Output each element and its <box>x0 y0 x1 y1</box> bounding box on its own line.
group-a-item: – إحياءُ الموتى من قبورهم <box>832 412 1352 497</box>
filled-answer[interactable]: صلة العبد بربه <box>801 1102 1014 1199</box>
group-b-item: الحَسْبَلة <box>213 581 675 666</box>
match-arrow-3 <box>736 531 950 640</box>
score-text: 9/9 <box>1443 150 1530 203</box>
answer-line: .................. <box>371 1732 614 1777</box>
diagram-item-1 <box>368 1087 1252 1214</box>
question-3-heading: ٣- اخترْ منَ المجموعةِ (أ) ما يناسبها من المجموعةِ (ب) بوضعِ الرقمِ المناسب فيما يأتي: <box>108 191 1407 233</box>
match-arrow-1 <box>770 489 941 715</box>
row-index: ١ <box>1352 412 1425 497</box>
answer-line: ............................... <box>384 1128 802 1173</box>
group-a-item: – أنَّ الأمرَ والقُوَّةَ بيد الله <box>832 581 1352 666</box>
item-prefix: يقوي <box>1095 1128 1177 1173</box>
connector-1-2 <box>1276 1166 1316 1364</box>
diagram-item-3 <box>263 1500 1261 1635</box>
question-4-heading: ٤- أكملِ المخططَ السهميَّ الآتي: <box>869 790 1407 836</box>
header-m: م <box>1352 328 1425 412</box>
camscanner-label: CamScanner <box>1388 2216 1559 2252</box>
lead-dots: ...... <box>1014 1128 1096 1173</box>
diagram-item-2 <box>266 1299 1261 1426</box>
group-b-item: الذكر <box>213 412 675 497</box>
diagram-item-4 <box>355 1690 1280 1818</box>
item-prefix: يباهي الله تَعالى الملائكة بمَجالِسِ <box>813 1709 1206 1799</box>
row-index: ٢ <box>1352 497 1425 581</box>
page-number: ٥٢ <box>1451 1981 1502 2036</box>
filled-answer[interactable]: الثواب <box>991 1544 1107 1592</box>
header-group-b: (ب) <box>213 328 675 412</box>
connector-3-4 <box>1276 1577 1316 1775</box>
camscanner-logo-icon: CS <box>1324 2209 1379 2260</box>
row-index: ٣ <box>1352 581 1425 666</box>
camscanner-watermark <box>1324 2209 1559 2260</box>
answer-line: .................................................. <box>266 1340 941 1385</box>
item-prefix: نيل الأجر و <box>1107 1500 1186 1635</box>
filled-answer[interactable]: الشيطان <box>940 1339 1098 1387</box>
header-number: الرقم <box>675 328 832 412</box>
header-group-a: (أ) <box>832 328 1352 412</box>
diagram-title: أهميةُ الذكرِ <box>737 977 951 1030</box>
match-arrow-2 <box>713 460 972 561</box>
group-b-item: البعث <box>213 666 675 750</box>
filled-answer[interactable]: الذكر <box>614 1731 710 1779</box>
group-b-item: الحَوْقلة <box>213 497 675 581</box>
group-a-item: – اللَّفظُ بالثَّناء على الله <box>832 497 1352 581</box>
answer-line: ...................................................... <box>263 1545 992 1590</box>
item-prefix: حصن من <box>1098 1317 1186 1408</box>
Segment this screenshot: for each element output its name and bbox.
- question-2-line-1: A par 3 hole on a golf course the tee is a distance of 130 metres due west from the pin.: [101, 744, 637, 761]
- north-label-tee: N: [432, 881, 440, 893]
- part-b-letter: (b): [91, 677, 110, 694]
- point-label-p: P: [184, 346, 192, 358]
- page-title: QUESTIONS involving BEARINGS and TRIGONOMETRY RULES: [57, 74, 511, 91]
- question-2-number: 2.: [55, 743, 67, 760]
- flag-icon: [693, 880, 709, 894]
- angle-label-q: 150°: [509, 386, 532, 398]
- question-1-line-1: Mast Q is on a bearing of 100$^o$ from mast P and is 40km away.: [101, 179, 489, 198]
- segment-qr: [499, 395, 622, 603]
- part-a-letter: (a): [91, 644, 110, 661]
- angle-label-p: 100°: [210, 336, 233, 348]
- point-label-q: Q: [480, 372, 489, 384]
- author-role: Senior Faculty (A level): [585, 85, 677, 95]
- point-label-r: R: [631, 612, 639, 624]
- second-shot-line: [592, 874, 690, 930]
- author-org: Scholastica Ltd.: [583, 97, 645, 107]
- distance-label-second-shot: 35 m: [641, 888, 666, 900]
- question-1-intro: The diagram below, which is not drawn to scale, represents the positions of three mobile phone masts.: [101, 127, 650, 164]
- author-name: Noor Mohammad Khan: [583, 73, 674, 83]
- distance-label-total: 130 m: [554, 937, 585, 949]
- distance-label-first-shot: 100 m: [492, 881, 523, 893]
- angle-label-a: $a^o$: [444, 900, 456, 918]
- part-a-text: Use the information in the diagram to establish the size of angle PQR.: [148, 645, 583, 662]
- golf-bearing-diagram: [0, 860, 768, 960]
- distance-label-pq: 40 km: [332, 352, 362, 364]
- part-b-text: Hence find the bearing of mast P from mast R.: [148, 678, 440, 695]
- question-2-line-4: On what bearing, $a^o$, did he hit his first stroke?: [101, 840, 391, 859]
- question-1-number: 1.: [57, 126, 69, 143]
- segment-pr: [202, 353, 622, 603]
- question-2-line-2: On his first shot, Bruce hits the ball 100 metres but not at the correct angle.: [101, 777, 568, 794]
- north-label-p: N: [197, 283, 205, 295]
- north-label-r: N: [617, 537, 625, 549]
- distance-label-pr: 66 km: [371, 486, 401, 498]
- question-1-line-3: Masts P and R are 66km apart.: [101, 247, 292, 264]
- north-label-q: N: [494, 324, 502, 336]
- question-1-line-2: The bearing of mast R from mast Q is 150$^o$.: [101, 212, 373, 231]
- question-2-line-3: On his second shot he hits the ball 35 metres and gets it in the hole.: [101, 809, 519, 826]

:: PROBLEM TO SOLVE ::
Reproduce every one of the records above, line for line and unchanged.

:: TASK SOLUTION ::
Output each element and its <box>x0 y0 x1 y1</box> bounding box on its own line.
group-a-item: – إحياءُ الموتى من قبورهم <box>832 412 1352 497</box>
filled-answer[interactable]: صلة العبد بربه <box>801 1102 1014 1199</box>
group-b-item: الحَسْبَلة <box>213 581 675 666</box>
match-arrow-3 <box>736 531 950 640</box>
score-text: 9/9 <box>1443 150 1530 203</box>
answer-line: .................. <box>371 1732 614 1777</box>
diagram-item-1 <box>368 1087 1252 1214</box>
question-3-heading: ٣- اخترْ منَ المجموعةِ (أ) ما يناسبها من المجموعةِ (ب) بوضعِ الرقمِ المناسب فيما يأتي: <box>108 191 1407 233</box>
match-arrow-1 <box>770 489 941 715</box>
row-index: ١ <box>1352 412 1425 497</box>
answer-line: ............................... <box>384 1128 802 1173</box>
group-a-item: – أنَّ الأمرَ والقُوَّةَ بيد الله <box>832 581 1352 666</box>
item-prefix: يقوي <box>1095 1128 1177 1173</box>
connector-1-2 <box>1276 1166 1316 1364</box>
diagram-item-3 <box>263 1500 1261 1635</box>
question-4-heading: ٤- أكملِ المخططَ السهميَّ الآتي: <box>869 790 1407 836</box>
header-m: م <box>1352 328 1425 412</box>
camscanner-label: CamScanner <box>1388 2216 1559 2252</box>
lead-dots: ...... <box>1014 1128 1096 1173</box>
diagram-item-2 <box>266 1299 1261 1426</box>
group-b-item: الذكر <box>213 412 675 497</box>
diagram-item-4 <box>355 1690 1280 1818</box>
item-prefix: يباهي الله تَعالى الملائكة بمَجالِسِ <box>813 1709 1206 1799</box>
row-index: ٢ <box>1352 497 1425 581</box>
page-number: ٥٢ <box>1451 1981 1502 2036</box>
filled-answer[interactable]: الثواب <box>991 1544 1107 1592</box>
header-group-b: (ب) <box>213 328 675 412</box>
connector-3-4 <box>1276 1577 1316 1775</box>
camscanner-logo-icon: CS <box>1324 2209 1379 2260</box>
row-index: ٣ <box>1352 581 1425 666</box>
camscanner-watermark <box>1324 2209 1559 2260</box>
answer-line: .................................................. <box>266 1340 941 1385</box>
item-prefix: نيل الأجر و <box>1107 1500 1186 1635</box>
filled-answer[interactable]: الشيطان <box>940 1339 1098 1387</box>
header-number: الرقم <box>675 328 832 412</box>
header-group-a: (أ) <box>832 328 1352 412</box>
diagram-title: أهميةُ الذكرِ <box>737 977 951 1030</box>
match-arrow-2 <box>713 460 972 561</box>
group-b-item: البعث <box>213 666 675 750</box>
filled-answer[interactable]: الذكر <box>614 1731 710 1779</box>
group-b-item: الحَوْقلة <box>213 497 675 581</box>
group-a-item: – اللَّفظُ بالثَّناء على الله <box>832 497 1352 581</box>
answer-line: ...................................................... <box>263 1545 992 1590</box>
item-prefix: حصن من <box>1098 1317 1186 1408</box>
Segment this screenshot: for each element output its name and bbox.
- question-2-line-1: A par 3 hole on a golf course the tee is a distance of 130 metres due west from the pin.: [101, 744, 637, 761]
- north-label-tee: N: [432, 881, 440, 893]
- part-b-letter: (b): [91, 677, 110, 694]
- point-label-p: P: [184, 346, 192, 358]
- page-title: QUESTIONS involving BEARINGS and TRIGONOMETRY RULES: [57, 74, 511, 91]
- question-2-number: 2.: [55, 743, 67, 760]
- flag-icon: [693, 880, 709, 894]
- angle-label-q: 150°: [509, 386, 532, 398]
- question-1-line-1: Mast Q is on a bearing of 100$^o$ from mast P and is 40km away.: [101, 179, 489, 198]
- segment-qr: [499, 395, 622, 603]
- part-a-letter: (a): [91, 644, 110, 661]
- angle-label-p: 100°: [210, 336, 233, 348]
- point-label-q: Q: [480, 372, 489, 384]
- author-role: Senior Faculty (A level): [585, 85, 677, 95]
- point-label-r: R: [631, 612, 639, 624]
- second-shot-line: [592, 874, 690, 930]
- author-org: Scholastica Ltd.: [583, 97, 645, 107]
- distance-label-second-shot: 35 m: [641, 888, 666, 900]
- question-1-intro: The diagram below, which is not drawn to scale, represents the positions of three mobile phone masts.: [101, 127, 650, 164]
- author-name: Noor Mohammad Khan: [583, 73, 674, 83]
- distance-label-total: 130 m: [554, 937, 585, 949]
- distance-label-first-shot: 100 m: [492, 881, 523, 893]
- angle-label-a: $a^o$: [444, 900, 456, 918]
- part-a-text: Use the information in the diagram to establish the size of angle PQR.: [148, 645, 583, 662]
- golf-bearing-diagram: [0, 860, 768, 960]
- distance-label-pq: 40 km: [332, 352, 362, 364]
- part-b-text: Hence find the bearing of mast P from mast R.: [148, 678, 440, 695]
- question-2-line-4: On what bearing, $a^o$, did he hit his first stroke?: [101, 840, 391, 859]
- question-1-number: 1.: [57, 126, 69, 143]
- segment-pr: [202, 353, 622, 603]
- question-2-line-2: On his first shot, Bruce hits the ball 100 metres but not at the correct angle.: [101, 777, 568, 794]
- north-label-p: N: [197, 283, 205, 295]
- north-label-r: N: [617, 537, 625, 549]
- distance-label-pr: 66 km: [371, 486, 401, 498]
- question-1-line-3: Masts P and R are 66km apart.: [101, 247, 292, 264]
- north-label-q: N: [494, 324, 502, 336]
- question-1-line-2: The bearing of mast R from mast Q is 150$^o$.: [101, 212, 373, 231]
- question-2-line-3: On his second shot he hits the ball 35 metres and gets it in the hole.: [101, 809, 519, 826]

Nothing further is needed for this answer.